### Input rows
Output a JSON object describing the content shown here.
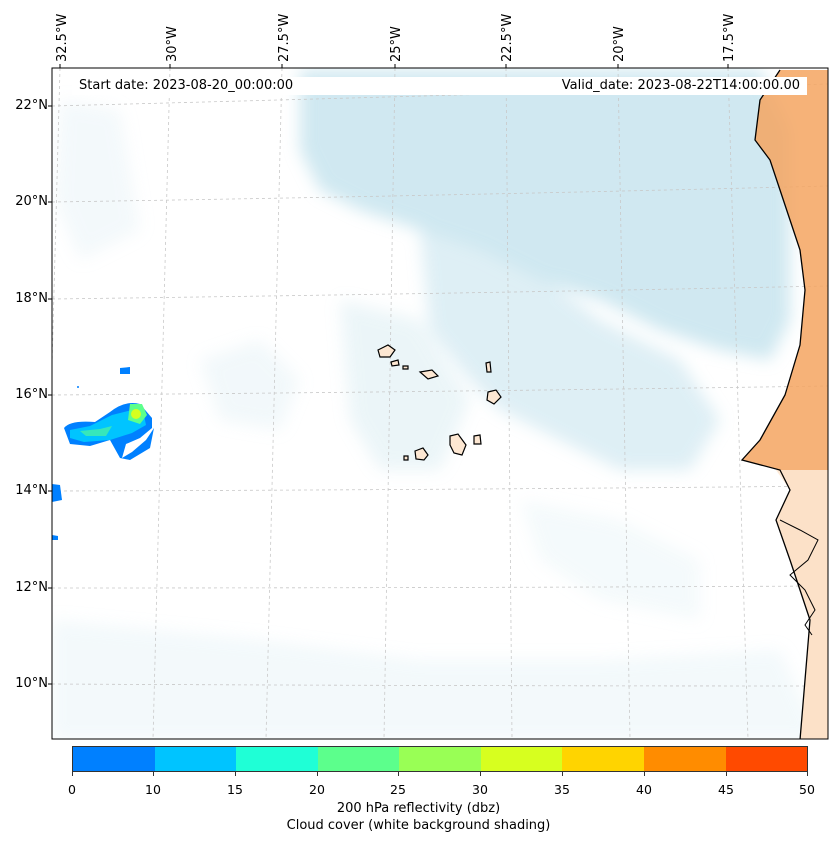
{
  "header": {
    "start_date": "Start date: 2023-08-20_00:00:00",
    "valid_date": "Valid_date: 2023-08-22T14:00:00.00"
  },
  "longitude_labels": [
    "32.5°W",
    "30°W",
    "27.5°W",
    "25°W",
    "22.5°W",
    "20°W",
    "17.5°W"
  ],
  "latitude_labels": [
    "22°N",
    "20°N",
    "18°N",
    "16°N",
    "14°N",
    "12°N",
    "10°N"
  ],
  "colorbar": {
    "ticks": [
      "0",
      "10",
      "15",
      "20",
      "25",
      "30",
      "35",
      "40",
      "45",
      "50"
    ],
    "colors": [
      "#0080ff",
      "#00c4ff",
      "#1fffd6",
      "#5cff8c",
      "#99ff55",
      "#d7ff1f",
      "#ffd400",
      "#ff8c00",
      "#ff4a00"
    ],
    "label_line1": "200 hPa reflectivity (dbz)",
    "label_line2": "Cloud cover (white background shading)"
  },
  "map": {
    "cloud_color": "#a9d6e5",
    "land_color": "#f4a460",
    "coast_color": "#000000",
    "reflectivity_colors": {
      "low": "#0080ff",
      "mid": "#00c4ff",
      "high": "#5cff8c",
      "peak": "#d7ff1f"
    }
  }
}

### Your instructions
Retype all the records shown above, character for character. Omit every picture.

### Task response
Output a JSON object describing the content shown here.
{
  "header": {
    "start_date": "Start date: 2023-08-20_00:00:00",
    "valid_date": "Valid_date: 2023-08-22T14:00:00.00"
  },
  "longitude_labels": [
    "32.5°W",
    "30°W",
    "27.5°W",
    "25°W",
    "22.5°W",
    "20°W",
    "17.5°W"
  ],
  "latitude_labels": [
    "22°N",
    "20°N",
    "18°N",
    "16°N",
    "14°N",
    "12°N",
    "10°N"
  ],
  "colorbar": {
    "ticks": [
      "0",
      "10",
      "15",
      "20",
      "25",
      "30",
      "35",
      "40",
      "45",
      "50"
    ],
    "colors": [
      "#0080ff",
      "#00c4ff",
      "#1fffd6",
      "#5cff8c",
      "#99ff55",
      "#d7ff1f",
      "#ffd400",
      "#ff8c00",
      "#ff4a00"
    ],
    "label_line1": "200 hPa reflectivity (dbz)",
    "label_line2": "Cloud cover (white background shading)"
  },
  "map": {
    "cloud_color": "#a9d6e5",
    "land_color": "#f4a460",
    "coast_color": "#000000",
    "reflectivity_colors": {
      "low": "#0080ff",
      "mid": "#00c4ff",
      "high": "#5cff8c",
      "peak": "#d7ff1f"
    }
  }
}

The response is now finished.